THE EXERCISE | Count the lines in the data below where the string "subtitle" occurs, please, and give the number alone.

RECORDS SUPPLIED |
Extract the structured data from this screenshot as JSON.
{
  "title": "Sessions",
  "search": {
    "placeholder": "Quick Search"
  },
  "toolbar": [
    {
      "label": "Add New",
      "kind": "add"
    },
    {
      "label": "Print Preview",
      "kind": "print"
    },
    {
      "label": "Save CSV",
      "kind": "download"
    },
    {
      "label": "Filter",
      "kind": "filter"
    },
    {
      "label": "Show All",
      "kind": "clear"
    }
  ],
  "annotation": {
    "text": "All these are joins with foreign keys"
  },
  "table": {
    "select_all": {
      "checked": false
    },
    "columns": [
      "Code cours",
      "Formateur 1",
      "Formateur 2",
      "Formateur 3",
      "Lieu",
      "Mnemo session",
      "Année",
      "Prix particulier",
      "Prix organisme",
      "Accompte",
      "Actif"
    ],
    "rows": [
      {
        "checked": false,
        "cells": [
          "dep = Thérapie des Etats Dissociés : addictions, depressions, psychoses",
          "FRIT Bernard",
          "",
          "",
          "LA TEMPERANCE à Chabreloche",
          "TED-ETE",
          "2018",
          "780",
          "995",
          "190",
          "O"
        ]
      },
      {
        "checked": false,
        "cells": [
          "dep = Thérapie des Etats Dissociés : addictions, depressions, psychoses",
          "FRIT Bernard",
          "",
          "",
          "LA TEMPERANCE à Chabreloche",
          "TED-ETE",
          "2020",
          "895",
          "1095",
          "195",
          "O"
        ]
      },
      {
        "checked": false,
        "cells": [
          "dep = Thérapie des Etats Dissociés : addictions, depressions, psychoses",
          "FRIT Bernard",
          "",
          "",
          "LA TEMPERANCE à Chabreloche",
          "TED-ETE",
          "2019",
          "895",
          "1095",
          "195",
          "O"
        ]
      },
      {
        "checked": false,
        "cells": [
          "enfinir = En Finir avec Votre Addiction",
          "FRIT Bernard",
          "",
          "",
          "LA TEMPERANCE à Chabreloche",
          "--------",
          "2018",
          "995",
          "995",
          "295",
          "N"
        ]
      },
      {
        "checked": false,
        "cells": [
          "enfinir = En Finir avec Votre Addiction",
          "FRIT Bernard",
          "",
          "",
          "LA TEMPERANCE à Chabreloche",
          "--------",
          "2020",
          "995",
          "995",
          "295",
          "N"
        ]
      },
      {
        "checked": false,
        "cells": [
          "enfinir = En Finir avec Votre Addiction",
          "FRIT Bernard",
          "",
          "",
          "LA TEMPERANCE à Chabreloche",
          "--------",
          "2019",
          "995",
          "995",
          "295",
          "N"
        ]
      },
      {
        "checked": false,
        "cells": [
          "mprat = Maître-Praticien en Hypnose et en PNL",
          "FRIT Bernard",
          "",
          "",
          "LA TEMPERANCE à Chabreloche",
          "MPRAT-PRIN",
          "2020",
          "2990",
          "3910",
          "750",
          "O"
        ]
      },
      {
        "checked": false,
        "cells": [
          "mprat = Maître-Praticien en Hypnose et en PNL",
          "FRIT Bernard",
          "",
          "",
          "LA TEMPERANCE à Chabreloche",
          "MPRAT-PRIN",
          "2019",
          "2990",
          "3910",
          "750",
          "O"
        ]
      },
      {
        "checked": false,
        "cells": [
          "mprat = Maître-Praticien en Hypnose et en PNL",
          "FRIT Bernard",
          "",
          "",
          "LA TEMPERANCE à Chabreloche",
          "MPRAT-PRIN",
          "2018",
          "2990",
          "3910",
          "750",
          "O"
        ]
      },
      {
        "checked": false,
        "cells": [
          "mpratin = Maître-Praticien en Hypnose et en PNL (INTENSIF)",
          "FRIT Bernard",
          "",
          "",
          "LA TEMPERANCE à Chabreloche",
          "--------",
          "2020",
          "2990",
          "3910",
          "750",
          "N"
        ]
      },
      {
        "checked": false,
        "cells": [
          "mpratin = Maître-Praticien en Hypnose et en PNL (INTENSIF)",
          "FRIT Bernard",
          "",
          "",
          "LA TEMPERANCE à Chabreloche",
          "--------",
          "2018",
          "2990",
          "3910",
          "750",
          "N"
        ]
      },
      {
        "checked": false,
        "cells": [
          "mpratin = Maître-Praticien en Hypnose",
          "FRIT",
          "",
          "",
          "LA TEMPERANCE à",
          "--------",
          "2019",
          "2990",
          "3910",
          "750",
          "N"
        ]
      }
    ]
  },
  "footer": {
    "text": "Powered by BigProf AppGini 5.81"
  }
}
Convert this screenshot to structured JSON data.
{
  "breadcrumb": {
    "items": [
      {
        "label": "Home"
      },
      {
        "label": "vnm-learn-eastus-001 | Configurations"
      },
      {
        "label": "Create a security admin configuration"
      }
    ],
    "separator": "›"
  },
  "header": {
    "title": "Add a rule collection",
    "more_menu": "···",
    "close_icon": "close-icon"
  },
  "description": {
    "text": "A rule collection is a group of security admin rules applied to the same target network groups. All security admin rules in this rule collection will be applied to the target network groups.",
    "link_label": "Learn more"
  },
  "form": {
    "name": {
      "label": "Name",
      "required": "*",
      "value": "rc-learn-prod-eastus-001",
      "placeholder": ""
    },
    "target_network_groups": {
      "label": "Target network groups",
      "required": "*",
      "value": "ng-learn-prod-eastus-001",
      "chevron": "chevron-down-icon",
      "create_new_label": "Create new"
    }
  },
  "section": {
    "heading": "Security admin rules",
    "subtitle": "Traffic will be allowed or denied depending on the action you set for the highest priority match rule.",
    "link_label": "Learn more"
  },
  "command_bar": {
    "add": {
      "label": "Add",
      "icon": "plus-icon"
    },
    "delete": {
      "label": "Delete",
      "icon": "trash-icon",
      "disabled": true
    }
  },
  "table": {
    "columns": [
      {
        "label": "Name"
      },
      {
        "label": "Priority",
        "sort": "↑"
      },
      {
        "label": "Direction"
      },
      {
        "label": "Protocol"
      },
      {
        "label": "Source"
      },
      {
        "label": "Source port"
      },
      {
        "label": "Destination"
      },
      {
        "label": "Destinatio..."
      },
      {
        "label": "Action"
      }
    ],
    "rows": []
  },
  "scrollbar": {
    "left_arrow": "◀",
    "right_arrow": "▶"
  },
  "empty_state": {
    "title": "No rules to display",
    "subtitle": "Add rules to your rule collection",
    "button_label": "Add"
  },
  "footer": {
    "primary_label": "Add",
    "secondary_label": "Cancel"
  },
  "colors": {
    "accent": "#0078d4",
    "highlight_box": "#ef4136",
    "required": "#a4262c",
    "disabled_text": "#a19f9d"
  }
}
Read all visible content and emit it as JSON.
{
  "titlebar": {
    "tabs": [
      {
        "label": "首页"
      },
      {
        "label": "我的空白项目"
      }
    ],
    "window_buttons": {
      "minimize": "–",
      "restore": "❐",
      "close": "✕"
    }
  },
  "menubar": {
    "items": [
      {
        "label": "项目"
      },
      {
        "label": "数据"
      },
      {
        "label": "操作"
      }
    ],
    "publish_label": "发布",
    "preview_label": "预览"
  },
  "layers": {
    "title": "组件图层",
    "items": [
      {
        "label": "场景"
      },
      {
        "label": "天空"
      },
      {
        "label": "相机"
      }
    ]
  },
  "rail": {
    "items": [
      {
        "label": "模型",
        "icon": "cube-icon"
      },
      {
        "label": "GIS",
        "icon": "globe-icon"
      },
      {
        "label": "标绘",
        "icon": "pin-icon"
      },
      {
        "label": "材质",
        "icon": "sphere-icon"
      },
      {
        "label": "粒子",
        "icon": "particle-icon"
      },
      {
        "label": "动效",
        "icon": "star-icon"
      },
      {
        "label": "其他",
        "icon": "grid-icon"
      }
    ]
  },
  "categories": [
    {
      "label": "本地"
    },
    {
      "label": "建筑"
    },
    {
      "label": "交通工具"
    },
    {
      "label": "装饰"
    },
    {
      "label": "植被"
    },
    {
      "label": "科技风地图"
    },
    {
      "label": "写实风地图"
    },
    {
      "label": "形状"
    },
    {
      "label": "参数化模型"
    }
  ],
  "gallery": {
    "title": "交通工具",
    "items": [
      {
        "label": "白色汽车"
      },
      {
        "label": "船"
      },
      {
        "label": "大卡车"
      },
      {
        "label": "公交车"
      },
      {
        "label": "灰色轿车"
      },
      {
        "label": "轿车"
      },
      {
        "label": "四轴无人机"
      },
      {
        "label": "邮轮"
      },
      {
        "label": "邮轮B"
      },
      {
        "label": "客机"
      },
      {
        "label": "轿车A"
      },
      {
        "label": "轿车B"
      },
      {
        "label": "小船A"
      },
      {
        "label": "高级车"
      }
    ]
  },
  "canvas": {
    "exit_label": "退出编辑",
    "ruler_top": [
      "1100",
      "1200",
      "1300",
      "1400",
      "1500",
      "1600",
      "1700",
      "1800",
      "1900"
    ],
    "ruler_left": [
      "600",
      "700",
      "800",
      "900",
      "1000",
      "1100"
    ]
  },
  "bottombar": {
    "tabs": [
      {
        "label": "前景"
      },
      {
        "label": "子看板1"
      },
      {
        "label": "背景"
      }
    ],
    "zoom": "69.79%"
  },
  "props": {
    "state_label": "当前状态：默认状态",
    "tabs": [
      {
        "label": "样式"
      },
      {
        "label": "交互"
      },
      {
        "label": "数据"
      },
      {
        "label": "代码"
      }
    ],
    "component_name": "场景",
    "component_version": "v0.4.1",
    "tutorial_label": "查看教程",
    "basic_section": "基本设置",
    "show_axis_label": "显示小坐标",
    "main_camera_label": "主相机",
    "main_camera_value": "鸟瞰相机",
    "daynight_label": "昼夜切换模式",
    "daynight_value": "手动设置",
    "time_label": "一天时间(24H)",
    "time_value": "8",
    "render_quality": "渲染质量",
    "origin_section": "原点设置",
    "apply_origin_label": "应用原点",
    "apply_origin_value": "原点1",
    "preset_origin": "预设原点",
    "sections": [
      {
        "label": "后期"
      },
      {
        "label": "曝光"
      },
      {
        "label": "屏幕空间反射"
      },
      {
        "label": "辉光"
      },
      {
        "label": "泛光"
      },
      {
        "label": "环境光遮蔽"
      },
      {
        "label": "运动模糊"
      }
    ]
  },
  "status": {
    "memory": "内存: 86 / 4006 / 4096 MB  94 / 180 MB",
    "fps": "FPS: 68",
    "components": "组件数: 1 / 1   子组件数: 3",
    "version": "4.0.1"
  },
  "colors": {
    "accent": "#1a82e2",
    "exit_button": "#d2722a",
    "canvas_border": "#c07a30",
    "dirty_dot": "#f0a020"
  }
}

WORKED ANSWER | 2